::: Record excerpts :::

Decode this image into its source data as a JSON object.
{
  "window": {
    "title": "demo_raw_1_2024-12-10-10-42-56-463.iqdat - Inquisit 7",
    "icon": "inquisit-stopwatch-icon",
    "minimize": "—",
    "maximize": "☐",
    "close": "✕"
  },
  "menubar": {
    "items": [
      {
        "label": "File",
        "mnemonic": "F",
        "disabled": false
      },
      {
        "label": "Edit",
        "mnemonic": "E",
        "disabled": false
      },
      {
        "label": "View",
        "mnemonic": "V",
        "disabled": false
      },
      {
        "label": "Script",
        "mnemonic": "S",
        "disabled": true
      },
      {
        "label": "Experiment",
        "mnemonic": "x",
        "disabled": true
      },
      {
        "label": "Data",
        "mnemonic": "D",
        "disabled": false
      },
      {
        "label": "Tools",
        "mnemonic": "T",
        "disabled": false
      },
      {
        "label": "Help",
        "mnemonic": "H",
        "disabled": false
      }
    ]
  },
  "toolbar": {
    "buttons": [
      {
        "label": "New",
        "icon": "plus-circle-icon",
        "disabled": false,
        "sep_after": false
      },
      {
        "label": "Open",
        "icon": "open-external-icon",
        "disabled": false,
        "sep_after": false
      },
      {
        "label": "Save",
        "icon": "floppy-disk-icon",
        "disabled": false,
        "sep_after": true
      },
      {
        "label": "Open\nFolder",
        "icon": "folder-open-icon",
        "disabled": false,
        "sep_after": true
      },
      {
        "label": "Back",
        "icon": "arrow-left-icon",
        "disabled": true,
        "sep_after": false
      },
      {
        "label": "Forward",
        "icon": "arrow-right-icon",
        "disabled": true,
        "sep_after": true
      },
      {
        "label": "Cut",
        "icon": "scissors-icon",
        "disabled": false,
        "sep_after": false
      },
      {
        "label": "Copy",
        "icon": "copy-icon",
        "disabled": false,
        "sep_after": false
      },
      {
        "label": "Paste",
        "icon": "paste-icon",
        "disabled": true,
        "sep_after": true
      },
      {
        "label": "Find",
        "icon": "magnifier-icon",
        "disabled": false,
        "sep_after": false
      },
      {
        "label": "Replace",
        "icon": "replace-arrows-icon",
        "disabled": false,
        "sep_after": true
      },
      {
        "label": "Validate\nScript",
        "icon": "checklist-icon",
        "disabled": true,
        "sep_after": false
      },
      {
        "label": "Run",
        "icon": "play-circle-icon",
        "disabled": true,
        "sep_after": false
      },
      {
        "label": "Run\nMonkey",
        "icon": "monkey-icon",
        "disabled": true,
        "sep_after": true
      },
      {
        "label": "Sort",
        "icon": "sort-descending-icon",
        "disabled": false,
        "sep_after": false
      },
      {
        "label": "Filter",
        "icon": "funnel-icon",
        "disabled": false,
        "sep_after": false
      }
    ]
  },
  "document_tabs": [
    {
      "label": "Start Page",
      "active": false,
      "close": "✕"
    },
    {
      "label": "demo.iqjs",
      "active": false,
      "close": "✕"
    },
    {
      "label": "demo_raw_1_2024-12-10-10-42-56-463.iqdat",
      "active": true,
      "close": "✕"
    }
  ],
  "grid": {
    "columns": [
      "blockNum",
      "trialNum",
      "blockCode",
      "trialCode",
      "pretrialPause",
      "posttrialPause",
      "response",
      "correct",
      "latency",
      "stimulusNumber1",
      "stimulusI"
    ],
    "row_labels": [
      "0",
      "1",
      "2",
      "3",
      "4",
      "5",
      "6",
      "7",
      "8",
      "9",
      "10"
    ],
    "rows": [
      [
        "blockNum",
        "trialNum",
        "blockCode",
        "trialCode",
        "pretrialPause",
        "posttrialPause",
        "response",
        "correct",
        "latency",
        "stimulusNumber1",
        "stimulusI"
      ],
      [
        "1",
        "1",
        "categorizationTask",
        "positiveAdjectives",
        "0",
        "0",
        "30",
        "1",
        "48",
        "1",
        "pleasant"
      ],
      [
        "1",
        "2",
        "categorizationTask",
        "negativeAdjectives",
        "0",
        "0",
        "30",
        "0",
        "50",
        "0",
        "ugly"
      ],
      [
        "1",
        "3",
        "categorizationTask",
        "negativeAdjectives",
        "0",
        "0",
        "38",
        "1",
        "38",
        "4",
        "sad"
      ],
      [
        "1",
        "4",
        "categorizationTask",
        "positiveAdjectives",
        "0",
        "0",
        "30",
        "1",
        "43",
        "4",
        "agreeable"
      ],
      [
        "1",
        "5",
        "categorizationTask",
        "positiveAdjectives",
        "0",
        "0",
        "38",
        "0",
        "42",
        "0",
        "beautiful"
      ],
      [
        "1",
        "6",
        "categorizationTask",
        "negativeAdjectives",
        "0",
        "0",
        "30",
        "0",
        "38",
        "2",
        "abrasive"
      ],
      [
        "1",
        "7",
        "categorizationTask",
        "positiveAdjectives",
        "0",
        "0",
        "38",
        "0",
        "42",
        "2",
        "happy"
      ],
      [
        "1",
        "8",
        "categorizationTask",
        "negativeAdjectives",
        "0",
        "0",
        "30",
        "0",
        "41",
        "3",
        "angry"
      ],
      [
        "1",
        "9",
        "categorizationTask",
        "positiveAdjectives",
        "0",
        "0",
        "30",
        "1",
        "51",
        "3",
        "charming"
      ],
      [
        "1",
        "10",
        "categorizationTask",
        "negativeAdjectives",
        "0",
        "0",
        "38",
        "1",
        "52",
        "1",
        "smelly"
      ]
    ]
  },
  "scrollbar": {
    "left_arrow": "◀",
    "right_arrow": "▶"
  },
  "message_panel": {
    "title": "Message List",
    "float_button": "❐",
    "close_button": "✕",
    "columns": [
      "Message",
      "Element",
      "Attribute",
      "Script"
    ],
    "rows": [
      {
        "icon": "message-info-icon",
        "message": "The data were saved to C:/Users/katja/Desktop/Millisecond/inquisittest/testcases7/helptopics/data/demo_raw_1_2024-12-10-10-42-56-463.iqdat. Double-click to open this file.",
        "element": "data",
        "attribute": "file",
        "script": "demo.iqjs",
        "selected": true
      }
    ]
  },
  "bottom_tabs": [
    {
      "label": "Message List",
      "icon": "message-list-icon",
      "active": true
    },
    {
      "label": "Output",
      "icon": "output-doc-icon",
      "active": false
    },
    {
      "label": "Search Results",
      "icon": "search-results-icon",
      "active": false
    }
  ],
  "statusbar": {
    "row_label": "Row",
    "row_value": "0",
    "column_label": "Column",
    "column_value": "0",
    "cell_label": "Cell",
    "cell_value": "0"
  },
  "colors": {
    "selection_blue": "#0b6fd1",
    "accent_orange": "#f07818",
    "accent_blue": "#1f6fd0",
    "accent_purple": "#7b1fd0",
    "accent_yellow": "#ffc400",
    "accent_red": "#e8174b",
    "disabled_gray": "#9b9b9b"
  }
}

:::

--- Given problem ---
Give the records above again, word for word.

--- The solution ---
Decode this image into its source data as a JSON object.
{
  "window": {
    "title": "demo_raw_1_2024-12-10-10-42-56-463.iqdat - Inquisit 7",
    "icon": "inquisit-stopwatch-icon",
    "minimize": "—",
    "maximize": "☐",
    "close": "✕"
  },
  "menubar": {
    "items": [
      {
        "label": "File",
        "mnemonic": "F",
        "disabled": false
      },
      {
        "label": "Edit",
        "mnemonic": "E",
        "disabled": false
      },
      {
        "label": "View",
        "mnemonic": "V",
        "disabled": false
      },
      {
        "label": "Script",
        "mnemonic": "S",
        "disabled": true
      },
      {
        "label": "Experiment",
        "mnemonic": "x",
        "disabled": true
      },
      {
        "label": "Data",
        "mnemonic": "D",
        "disabled": false
      },
      {
        "label": "Tools",
        "mnemonic": "T",
        "disabled": false
      },
      {
        "label": "Help",
        "mnemonic": "H",
        "disabled": false
      }
    ]
  },
  "toolbar": {
    "buttons": [
      {
        "label": "New",
        "icon": "plus-circle-icon",
        "disabled": false,
        "sep_after": false
      },
      {
        "label": "Open",
        "icon": "open-external-icon",
        "disabled": false,
        "sep_after": false
      },
      {
        "label": "Save",
        "icon": "floppy-disk-icon",
        "disabled": false,
        "sep_after": true
      },
      {
        "label": "Open\nFolder",
        "icon": "folder-open-icon",
        "disabled": false,
        "sep_after": true
      },
      {
        "label": "Back",
        "icon": "arrow-left-icon",
        "disabled": true,
        "sep_after": false
      },
      {
        "label": "Forward",
        "icon": "arrow-right-icon",
        "disabled": true,
        "sep_after": true
      },
      {
        "label": "Cut",
        "icon": "scissors-icon",
        "disabled": false,
        "sep_after": false
      },
      {
        "label": "Copy",
        "icon": "copy-icon",
        "disabled": false,
        "sep_after": false
      },
      {
        "label": "Paste",
        "icon": "paste-icon",
        "disabled": true,
        "sep_after": true
      },
      {
        "label": "Find",
        "icon": "magnifier-icon",
        "disabled": false,
        "sep_after": false
      },
      {
        "label": "Replace",
        "icon": "replace-arrows-icon",
        "disabled": false,
        "sep_after": true
      },
      {
        "label": "Validate\nScript",
        "icon": "checklist-icon",
        "disabled": true,
        "sep_after": false
      },
      {
        "label": "Run",
        "icon": "play-circle-icon",
        "disabled": true,
        "sep_after": false
      },
      {
        "label": "Run\nMonkey",
        "icon": "monkey-icon",
        "disabled": true,
        "sep_after": true
      },
      {
        "label": "Sort",
        "icon": "sort-descending-icon",
        "disabled": false,
        "sep_after": false
      },
      {
        "label": "Filter",
        "icon": "funnel-icon",
        "disabled": false,
        "sep_after": false
      }
    ]
  },
  "document_tabs": [
    {
      "label": "Start Page",
      "active": false,
      "close": "✕"
    },
    {
      "label": "demo.iqjs",
      "active": false,
      "close": "✕"
    },
    {
      "label": "demo_raw_1_2024-12-10-10-42-56-463.iqdat",
      "active": true,
      "close": "✕"
    }
  ],
  "grid": {
    "columns": [
      "blockNum",
      "trialNum",
      "blockCode",
      "trialCode",
      "pretrialPause",
      "posttrialPause",
      "response",
      "correct",
      "latency",
      "stimulusNumber1",
      "stimulusI"
    ],
    "row_labels": [
      "0",
      "1",
      "2",
      "3",
      "4",
      "5",
      "6",
      "7",
      "8",
      "9",
      "10"
    ],
    "rows": [
      [
        "blockNum",
        "trialNum",
        "blockCode",
        "trialCode",
        "pretrialPause",
        "posttrialPause",
        "response",
        "correct",
        "latency",
        "stimulusNumber1",
        "stimulusI"
      ],
      [
        "1",
        "1",
        "categorizationTask",
        "positiveAdjectives",
        "0",
        "0",
        "30",
        "1",
        "48",
        "1",
        "pleasant"
      ],
      [
        "1",
        "2",
        "categorizationTask",
        "negativeAdjectives",
        "0",
        "0",
        "30",
        "0",
        "50",
        "0",
        "ugly"
      ],
      [
        "1",
        "3",
        "categorizationTask",
        "negativeAdjectives",
        "0",
        "0",
        "38",
        "1",
        "38",
        "4",
        "sad"
      ],
      [
        "1",
        "4",
        "categorizationTask",
        "positiveAdjectives",
        "0",
        "0",
        "30",
        "1",
        "43",
        "4",
        "agreeable"
      ],
      [
        "1",
        "5",
        "categorizationTask",
        "positiveAdjectives",
        "0",
        "0",
        "38",
        "0",
        "42",
        "0",
        "beautiful"
      ],
      [
        "1",
        "6",
        "categorizationTask",
        "negativeAdjectives",
        "0",
        "0",
        "30",
        "0",
        "38",
        "2",
        "abrasive"
      ],
      [
        "1",
        "7",
        "categorizationTask",
        "positiveAdjectives",
        "0",
        "0",
        "38",
        "0",
        "42",
        "2",
        "happy"
      ],
      [
        "1",
        "8",
        "categorizationTask",
        "negativeAdjectives",
        "0",
        "0",
        "30",
        "0",
        "41",
        "3",
        "angry"
      ],
      [
        "1",
        "9",
        "categorizationTask",
        "positiveAdjectives",
        "0",
        "0",
        "30",
        "1",
        "51",
        "3",
        "charming"
      ],
      [
        "1",
        "10",
        "categorizationTask",
        "negativeAdjectives",
        "0",
        "0",
        "38",
        "1",
        "52",
        "1",
        "smelly"
      ]
    ]
  },
  "scrollbar": {
    "left_arrow": "◀",
    "right_arrow": "▶"
  },
  "message_panel": {
    "title": "Message List",
    "float_button": "❐",
    "close_button": "✕",
    "columns": [
      "Message",
      "Element",
      "Attribute",
      "Script"
    ],
    "rows": [
      {
        "icon": "message-info-icon",
        "message": "The data were saved to C:/Users/katja/Desktop/Millisecond/inquisittest/testcases7/helptopics/data/demo_raw_1_2024-12-10-10-42-56-463.iqdat. Double-click to open this file.",
        "element": "data",
        "attribute": "file",
        "script": "demo.iqjs",
        "selected": true
      }
    ]
  },
  "bottom_tabs": [
    {
      "label": "Message List",
      "icon": "message-list-icon",
      "active": true
    },
    {
      "label": "Output",
      "icon": "output-doc-icon",
      "active": false
    },
    {
      "label": "Search Results",
      "icon": "search-results-icon",
      "active": false
    }
  ],
  "statusbar": {
    "row_label": "Row",
    "row_value": "0",
    "column_label": "Column",
    "column_value": "0",
    "cell_label": "Cell",
    "cell_value": "0"
  },
  "colors": {
    "selection_blue": "#0b6fd1",
    "accent_orange": "#f07818",
    "accent_blue": "#1f6fd0",
    "accent_purple": "#7b1fd0",
    "accent_yellow": "#ffc400",
    "accent_red": "#e8174b",
    "disabled_gray": "#9b9b9b"
  }
}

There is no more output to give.